> Page text:
[BEGIN]
# InDesign unable to access "Read-only" share??



## bjornjacobsen (Oct 28, 2007)

Hi there,
would appreciate any advice regarding Apple clients accessing a Read-only share. The users are connecting to a smb share and browse using InDesign, looking at the archived content. this is old data, no one is supposed to write/delete files as it is no longer being backed up, so access needs to be Read-only.

The users are unable to open InDesign files from this volume, it seems like InDesign is unable to create a temporary file or something on the volume and will therefore not open..

When connecting to an AFP shared volume (services for macintosh or ExtremeZ) this does not seem to be an issue.

Today we have to tell the users to copy the file locally, then open. This is not a great solution, is there anything we can do about this?

Does anyone have any ideas about how to enable InDesign to access SMB read-only shares, opening files by double-clicking them on the server?

Thanks
Bjorn


----------



## Satcomer (Oct 28, 2007)

How is the SMB share disk formatted? I ask because OS X can not write to NTFS volumes (only read from them ) because NTFS is a Microsoft only format that they will not license to other Manufactures for "security reasons"! Now if you read our HowTo Forums there is a forum called How to make your Mac OS X recognize, read, and write to NTFS volumes that will hack your way to enable a Mac to write to an NTFS volume.


----------



## bjornjacobsen (Oct 28, 2007)
[END]
> Provided information:
[BEGIN]
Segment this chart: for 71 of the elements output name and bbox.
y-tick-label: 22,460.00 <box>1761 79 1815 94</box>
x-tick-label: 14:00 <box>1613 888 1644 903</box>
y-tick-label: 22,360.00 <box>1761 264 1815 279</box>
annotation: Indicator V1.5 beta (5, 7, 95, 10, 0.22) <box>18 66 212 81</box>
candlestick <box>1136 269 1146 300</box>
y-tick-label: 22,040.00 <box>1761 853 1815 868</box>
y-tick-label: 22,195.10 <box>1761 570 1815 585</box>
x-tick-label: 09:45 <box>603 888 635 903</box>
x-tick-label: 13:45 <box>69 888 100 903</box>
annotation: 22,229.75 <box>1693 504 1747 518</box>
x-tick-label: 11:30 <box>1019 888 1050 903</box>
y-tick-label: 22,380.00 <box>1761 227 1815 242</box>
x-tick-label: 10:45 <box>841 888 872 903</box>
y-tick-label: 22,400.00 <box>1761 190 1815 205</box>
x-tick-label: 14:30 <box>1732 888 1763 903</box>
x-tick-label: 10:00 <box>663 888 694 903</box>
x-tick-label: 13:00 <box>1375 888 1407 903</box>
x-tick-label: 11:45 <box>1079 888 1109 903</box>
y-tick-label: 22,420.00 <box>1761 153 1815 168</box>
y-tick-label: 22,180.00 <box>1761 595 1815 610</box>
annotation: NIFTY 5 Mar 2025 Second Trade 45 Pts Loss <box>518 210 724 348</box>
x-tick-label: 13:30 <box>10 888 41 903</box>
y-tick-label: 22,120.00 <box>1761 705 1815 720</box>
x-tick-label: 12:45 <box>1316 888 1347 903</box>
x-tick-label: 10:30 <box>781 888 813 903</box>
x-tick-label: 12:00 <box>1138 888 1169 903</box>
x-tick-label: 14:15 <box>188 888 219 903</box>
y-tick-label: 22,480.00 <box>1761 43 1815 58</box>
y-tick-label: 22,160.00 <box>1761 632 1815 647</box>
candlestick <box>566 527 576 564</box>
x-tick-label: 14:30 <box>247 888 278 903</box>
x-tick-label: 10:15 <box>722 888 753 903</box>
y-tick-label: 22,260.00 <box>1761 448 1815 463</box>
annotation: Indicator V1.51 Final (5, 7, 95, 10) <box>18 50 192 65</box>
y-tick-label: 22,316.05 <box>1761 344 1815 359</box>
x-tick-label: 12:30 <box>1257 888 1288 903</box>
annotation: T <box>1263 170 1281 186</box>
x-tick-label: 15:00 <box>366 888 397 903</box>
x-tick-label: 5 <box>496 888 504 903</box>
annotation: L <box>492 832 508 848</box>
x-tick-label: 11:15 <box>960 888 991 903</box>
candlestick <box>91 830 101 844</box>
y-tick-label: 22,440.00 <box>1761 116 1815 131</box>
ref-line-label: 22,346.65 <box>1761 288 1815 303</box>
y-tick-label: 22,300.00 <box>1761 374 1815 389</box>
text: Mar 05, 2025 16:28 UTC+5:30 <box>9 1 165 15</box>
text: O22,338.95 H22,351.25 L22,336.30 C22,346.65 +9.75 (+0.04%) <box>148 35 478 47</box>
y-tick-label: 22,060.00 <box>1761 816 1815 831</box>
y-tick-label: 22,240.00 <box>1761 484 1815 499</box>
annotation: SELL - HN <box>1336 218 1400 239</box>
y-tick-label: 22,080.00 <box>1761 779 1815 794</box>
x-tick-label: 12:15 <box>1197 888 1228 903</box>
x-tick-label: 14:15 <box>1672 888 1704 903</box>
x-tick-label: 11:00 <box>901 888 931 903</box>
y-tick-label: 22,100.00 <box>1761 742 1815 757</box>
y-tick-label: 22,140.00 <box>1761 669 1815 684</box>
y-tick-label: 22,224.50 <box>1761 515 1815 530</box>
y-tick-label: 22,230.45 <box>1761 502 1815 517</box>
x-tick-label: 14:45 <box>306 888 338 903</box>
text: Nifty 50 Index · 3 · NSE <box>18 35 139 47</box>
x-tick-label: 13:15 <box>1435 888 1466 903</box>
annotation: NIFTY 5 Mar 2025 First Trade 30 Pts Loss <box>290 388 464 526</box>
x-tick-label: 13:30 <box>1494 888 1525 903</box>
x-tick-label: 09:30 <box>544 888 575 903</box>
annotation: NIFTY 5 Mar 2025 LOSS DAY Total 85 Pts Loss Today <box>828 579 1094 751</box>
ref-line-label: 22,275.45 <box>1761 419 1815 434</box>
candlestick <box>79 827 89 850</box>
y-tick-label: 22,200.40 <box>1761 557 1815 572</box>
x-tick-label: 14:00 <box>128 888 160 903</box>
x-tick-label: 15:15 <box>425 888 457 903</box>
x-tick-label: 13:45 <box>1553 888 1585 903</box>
[END]
> The tasks:
a - Please retype the records from their first line through the line that contains "x-tick-label: 14:15 <box>188", including both of those lines, and keep every line unchanged.
b - Extend the forum thread on InDesign and read-only SMB shares, starting from the point where it stops.

> Answers to the problems:
a -
Segment this chart: for 71 of the elements output name and bbox.
y-tick-label: 22,460.00 <box>1761 79 1815 94</box>
x-tick-label: 14:00 <box>1613 888 1644 903</box>
y-tick-label: 22,360.00 <box>1761 264 1815 279</box>
annotation: Indicator V1.5 beta (5, 7, 95, 10, 0.22) <box>18 66 212 81</box>
candlestick <box>1136 269 1146 300</box>
y-tick-label: 22,040.00 <box>1761 853 1815 868</box>
y-tick-label: 22,195.10 <box>1761 570 1815 585</box>
x-tick-label: 09:45 <box>603 888 635 903</box>
x-tick-label: 13:45 <box>69 888 100 903</box>
annotation: 22,229.75 <box>1693 504 1747 518</box>
x-tick-label: 11:30 <box>1019 888 1050 903</box>
y-tick-label: 22,380.00 <box>1761 227 1815 242</box>
x-tick-label: 10:45 <box>841 888 872 903</box>
y-tick-label: 22,400.00 <box>1761 190 1815 205</box>
x-tick-label: 14:30 <box>1732 888 1763 903</box>
x-tick-label: 10:00 <box>663 888 694 903</box>
x-tick-label: 13:00 <box>1375 888 1407 903</box>
x-tick-label: 11:45 <box>1079 888 1109 903</box>
y-tick-label: 22,420.00 <box>1761 153 1815 168</box>
y-tick-label: 22,180.00 <box>1761 595 1815 610</box>
annotation: NIFTY 5 Mar 2025 Second Trade 45 Pts Loss <box>518 210 724 348</box>
x-tick-label: 13:30 <box>10 888 41 903</box>
y-tick-label: 22,120.00 <box>1761 705 1815 720</box>
x-tick-label: 12:45 <box>1316 888 1347 903</box>
x-tick-label: 10:30 <box>781 888 813 903</box>
x-tick-label: 12:00 <box>1138 888 1169 903</box>
x-tick-label: 14:15 <box>188 888 219 903</box>

b -
Thanks for taking the time to reply.

This is not an issue with a local NTFS volume, sorry if I didn't explain properly.
We have 380 Mac clients that access NTFS volumes, saving  production files on Windows servers using SMB and AFP through both SFD and ExtremeZ-IP.

 (Mac clients don't have any issues with a file server sharing a volume that to the server itself is NTFS. Issues around connecting to Windows file servers are usually an issue around SMB signing and the way Apple can not dynamically refresh SMB shares the way pc's do)

In this case the file server is a NetApp FAS3020C, a clustered file serving device using SMB as a file sharing protocol to "publish" an archive folder.
The Macintosh clients connects to the server and choose the folder to view, and can see the files. The file system of NetApp is not NTFS, Microsoft's proprietary file system. From memory I think it is WAFL?

In the application InDesign they can however not open an InDesign file by clicking on it while the file is still on the server.
When the archive folder was on a Windows server using SFM the Mac's could open InDesign files straight off the server even on a Read-only drive. So the Mac's can open .indd files from a Read-Only volume connected using AFP, but not SMB/CIFS.

Is there any way of getting InDesign to open files off a Read-Only drive on the network? is there a setting somewhere to place this temp file locally?
(As NetApp do not offer the AFP protocol, SMB will keep being the protocol for sharing files.)

thanks again


Regards
Bjorn Jacobsen


----------



## mudfrog (Oct 29, 2007)

Satcomer said:


> How is the SMB share disk formatted? I ask because OS X can not write to NTFS volumes (only read from them ) because NTFS is a Microsoft only format that they will not license to other Manufactures for "security reasons"! Now if you read our HowTo Forums there is a forum called How to make your Mac OS X recognize, read, and write to NTFS volumes that will hack your way to enable a Mac to write to an NTFS volume.



Not quite sure the above is true.

We have a couple Windows 2003 servers with NTFS permissions set and all the macs can read and write to them with no problems (apart from the odd Excel save issue which is a known problem).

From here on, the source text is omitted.